WHAT YOU ARE ASKED TO DO: Copy each line in which the string "countertops" occurs.

PROVIDED RECORDS:
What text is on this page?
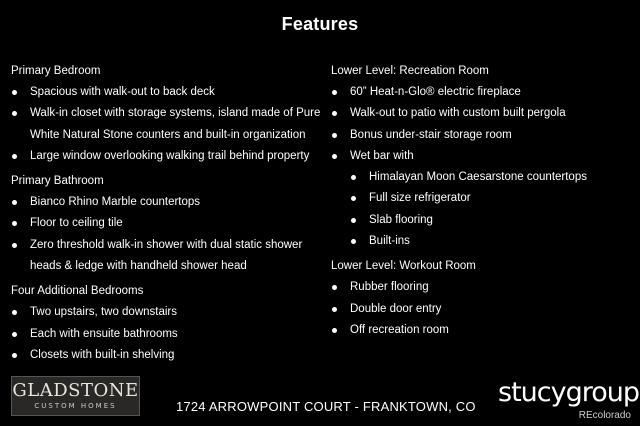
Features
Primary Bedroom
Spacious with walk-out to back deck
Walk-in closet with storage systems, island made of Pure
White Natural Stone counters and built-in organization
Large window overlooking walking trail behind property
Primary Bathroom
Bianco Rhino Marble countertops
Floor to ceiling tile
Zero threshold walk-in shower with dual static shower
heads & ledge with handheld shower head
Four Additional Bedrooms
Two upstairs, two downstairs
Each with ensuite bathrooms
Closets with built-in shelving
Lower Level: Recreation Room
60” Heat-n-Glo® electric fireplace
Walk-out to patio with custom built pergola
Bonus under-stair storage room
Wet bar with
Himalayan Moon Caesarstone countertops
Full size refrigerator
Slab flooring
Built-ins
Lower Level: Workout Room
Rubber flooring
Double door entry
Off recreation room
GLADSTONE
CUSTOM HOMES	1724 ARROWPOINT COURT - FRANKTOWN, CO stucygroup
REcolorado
...
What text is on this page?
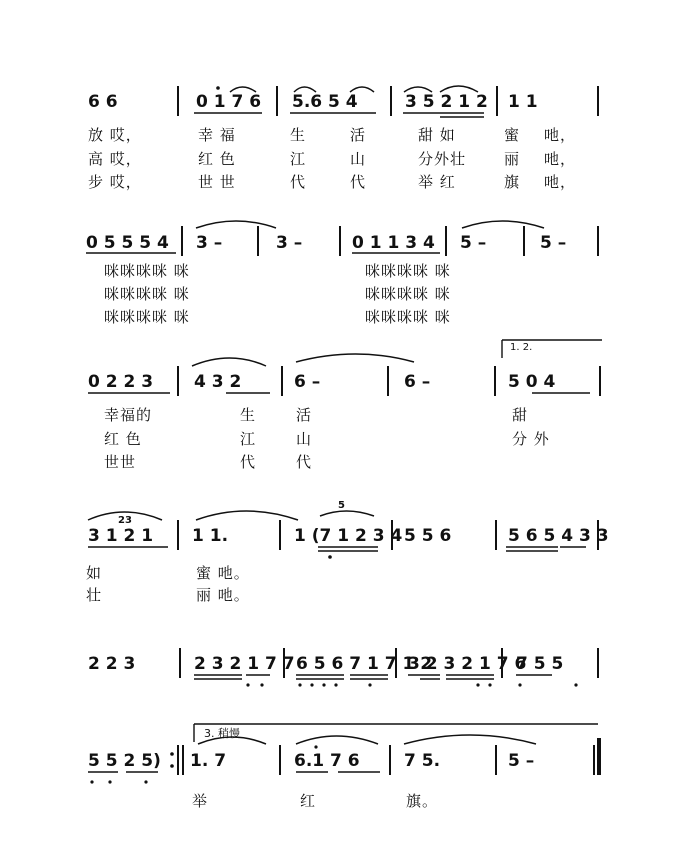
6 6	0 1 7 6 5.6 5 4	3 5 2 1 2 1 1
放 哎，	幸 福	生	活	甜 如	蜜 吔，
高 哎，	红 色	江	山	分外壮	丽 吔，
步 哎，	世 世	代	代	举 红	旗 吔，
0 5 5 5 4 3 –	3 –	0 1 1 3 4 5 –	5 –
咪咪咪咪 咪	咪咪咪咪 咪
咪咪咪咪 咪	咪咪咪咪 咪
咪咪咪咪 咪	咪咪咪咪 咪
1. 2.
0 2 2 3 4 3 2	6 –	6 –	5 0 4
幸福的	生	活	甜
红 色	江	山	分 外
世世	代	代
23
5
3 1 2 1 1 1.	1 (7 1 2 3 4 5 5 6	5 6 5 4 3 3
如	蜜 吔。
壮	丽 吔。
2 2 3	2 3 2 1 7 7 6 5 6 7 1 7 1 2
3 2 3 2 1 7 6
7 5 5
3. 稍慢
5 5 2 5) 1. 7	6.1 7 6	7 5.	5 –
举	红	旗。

OUTPUT OF THE TASK:
Bianco Rhino Marble countertops
Himalayan Moon Caesarstone countertops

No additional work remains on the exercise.